◆ Stated task
From the entries that follow, extract each line holding the string "this".

[Data items]
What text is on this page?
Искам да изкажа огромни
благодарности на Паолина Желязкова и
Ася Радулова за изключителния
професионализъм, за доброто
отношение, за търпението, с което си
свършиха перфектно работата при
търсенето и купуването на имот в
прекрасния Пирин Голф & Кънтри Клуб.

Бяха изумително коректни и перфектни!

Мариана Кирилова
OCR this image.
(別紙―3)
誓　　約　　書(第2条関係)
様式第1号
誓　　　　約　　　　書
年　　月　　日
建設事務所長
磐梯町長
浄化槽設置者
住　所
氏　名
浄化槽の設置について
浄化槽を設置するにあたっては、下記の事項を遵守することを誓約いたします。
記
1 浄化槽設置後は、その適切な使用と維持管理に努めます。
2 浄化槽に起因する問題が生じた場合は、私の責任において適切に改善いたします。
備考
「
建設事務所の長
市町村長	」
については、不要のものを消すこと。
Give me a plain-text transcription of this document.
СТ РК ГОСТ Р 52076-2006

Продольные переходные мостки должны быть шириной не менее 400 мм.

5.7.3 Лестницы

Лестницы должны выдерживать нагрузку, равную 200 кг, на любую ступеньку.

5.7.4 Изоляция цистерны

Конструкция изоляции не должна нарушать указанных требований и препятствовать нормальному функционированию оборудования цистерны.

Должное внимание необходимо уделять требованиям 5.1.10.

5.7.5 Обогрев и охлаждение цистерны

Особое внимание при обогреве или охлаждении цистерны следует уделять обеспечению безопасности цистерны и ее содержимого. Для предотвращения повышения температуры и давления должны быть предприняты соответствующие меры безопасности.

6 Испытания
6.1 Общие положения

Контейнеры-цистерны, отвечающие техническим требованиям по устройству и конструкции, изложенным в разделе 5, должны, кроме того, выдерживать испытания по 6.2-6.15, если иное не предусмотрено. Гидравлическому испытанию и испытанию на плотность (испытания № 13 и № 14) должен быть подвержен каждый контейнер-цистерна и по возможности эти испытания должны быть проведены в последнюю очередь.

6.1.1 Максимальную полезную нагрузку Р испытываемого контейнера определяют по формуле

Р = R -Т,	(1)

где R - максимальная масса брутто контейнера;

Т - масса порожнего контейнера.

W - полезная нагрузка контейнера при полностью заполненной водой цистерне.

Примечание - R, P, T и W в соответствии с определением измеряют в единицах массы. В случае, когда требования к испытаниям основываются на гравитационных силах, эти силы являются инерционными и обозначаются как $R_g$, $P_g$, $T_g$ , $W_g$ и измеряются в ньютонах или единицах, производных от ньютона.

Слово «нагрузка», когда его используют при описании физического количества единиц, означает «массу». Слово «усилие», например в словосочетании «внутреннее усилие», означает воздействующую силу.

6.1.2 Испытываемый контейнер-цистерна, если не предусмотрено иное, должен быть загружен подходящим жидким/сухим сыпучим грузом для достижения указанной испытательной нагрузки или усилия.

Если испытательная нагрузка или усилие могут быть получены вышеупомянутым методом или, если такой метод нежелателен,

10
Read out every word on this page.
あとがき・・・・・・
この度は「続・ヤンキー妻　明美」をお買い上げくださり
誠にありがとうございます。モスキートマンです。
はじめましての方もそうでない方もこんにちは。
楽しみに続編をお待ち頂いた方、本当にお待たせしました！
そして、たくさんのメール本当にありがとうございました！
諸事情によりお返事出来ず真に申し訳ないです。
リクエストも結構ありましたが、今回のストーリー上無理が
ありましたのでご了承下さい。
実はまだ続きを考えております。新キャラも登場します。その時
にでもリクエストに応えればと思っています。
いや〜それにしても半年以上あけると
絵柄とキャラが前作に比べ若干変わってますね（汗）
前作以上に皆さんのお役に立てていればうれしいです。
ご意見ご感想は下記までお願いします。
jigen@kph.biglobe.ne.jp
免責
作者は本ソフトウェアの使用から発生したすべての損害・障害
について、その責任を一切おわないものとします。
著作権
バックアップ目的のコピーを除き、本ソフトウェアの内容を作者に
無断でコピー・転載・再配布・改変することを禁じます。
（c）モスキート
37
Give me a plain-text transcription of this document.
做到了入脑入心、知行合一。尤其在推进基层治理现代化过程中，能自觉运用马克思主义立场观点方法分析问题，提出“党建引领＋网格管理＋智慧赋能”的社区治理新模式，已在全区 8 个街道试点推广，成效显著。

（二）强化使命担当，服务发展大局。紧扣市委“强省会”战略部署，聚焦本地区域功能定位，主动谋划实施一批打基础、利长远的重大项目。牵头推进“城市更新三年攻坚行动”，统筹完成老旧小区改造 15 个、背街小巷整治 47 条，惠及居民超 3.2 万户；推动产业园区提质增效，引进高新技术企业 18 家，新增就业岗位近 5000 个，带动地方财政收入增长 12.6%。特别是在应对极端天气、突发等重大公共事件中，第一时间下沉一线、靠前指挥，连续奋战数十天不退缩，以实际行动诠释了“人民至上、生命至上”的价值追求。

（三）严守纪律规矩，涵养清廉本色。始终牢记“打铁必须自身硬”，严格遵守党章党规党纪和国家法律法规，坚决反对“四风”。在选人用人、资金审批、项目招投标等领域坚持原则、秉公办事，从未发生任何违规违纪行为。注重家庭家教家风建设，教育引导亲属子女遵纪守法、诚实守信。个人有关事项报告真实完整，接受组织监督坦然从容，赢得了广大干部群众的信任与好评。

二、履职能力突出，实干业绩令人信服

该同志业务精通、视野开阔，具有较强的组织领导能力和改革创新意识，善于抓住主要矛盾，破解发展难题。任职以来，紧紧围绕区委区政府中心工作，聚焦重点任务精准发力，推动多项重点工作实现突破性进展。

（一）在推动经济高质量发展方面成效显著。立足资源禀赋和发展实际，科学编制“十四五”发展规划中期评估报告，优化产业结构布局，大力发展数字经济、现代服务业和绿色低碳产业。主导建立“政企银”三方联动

◆ Reply to the exercise
What text is on this page?
OCR this image.
Give me a plain-text transcription of this document.
Read out every word on this page.
Give me a plain-text transcription of this document.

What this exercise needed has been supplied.